Task requirements:
Please answer these questions about the thread on viewing a parent after death:
(a) Where did cariadlet's dad die?
(b) What was placed over RedElephants' dad's knees, and why?
(c) After how long without embalming would TakeYourFinalPosition not go to see the body?

Excerpt:
------------------------------------------------------------------------

Everyone is different and only you know what is best for you. I wasn't with my DM when she died, but didn't go to see her as I wanted to remember her the way she was when I saw her the previous weekend (she died suddenly in a rest home).

I'm sorry for your loss. Flowers

PinkCookie11 · 18/04/2021 09:59

So sorry for you loss.

I went to see my dad and glad I did.
I spoke to him, put a note and photos in and was glad to see him at peace. I would have regretted not.

cariadlet · 18/04/2021 10:03

My dad died at home in the early hours of the morning. I went round as soon as my mum phoned me with the news. He was still in bed and it really felt like it was him. I sat on the bed and it was just like being with Dad.

A couple of weeks later, I went into the Chapel of Rest with my mum. It was a totally different experience. It wasn't upsetting but it very much seemed like just his body rather than being him iyswim.

It's impossible to say what you should do because it's such a deeply personal choice. Some people regret going, some people regret not going, others are happy with the choice that they made.

RedElephants · 18/04/2021 10:04

My dad passed last May, Mum, my sister and I went to see him in the Chapel of Rest, at first I wasn't too sure and said I'd sit our side, but I did go in in the end.

My thoughts were, that it was all very peaceful, although pale, he looked as though he was asleep.

Mum had sent in his favourite pieces of clothing, shoes socks etc which they dressed him in, and a coat over his knees, as he always felt the cold.
We put his Father's Day cards in the coffin, plus his Birthday cards, photos of our families.

As we left Mum kissed him him good bye, that was poignant as she said he was so very cold and he wouldn't have liked that, so a few tears

However we are all glad we said our goodbyes.

TakeYourFinalPosition · 18/04/2021 10:06

I would hands down say yes if you feel that you want to, but I really wouldn’t after two weeks without embalming.

My mum was embalmed faster but there was still a delay and it took me a long time to get over that, if I even am. It was my first thought when anyone mentioned her or anything made me think of her for a long time, like it’s overwritten the memories of her when she was actually here.

------------------------------------------------------------------------

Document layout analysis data

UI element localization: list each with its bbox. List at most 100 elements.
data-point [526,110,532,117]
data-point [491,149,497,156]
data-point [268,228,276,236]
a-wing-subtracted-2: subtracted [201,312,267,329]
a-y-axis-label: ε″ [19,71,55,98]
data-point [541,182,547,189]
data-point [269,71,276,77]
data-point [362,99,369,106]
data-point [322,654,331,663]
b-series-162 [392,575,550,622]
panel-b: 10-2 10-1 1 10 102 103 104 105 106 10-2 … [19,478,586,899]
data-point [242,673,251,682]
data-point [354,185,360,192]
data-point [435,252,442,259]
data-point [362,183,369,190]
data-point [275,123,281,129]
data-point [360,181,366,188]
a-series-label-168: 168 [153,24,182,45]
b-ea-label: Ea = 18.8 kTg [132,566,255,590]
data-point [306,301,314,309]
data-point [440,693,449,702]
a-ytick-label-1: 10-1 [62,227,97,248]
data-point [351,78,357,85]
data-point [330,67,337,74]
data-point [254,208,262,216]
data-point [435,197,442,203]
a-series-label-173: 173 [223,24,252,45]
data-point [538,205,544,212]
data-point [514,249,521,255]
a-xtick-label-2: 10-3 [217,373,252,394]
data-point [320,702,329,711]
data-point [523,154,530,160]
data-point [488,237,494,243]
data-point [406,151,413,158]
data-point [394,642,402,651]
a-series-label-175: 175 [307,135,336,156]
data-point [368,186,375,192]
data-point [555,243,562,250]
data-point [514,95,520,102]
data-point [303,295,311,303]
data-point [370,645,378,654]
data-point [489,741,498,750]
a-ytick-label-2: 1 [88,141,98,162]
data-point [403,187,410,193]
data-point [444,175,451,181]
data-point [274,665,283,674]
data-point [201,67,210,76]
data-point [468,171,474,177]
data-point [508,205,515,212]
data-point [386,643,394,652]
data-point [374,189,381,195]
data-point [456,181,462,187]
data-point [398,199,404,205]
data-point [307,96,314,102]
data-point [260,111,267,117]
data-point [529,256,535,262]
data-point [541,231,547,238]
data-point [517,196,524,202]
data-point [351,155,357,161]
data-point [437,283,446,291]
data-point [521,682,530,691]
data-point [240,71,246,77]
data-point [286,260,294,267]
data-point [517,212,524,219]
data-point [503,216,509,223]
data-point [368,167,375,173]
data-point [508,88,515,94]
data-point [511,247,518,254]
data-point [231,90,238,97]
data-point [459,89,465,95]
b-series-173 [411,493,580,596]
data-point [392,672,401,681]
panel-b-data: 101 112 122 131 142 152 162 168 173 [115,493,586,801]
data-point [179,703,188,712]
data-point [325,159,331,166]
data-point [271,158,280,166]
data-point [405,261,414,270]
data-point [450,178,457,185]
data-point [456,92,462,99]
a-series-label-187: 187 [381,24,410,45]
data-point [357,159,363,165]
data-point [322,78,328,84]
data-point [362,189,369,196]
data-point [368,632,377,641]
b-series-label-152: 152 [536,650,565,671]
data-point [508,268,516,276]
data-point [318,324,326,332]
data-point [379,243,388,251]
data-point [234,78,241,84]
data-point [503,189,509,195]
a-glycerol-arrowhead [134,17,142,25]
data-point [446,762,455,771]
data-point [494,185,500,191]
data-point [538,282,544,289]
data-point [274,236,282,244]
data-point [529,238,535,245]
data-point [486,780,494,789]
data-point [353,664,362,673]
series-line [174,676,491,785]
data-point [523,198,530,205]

------------------------------------------------------------------------

Exercise result:
(a) At home, in the early hours of the morning.
(b) A coat, because he always felt the cold.
(c) Two weeks.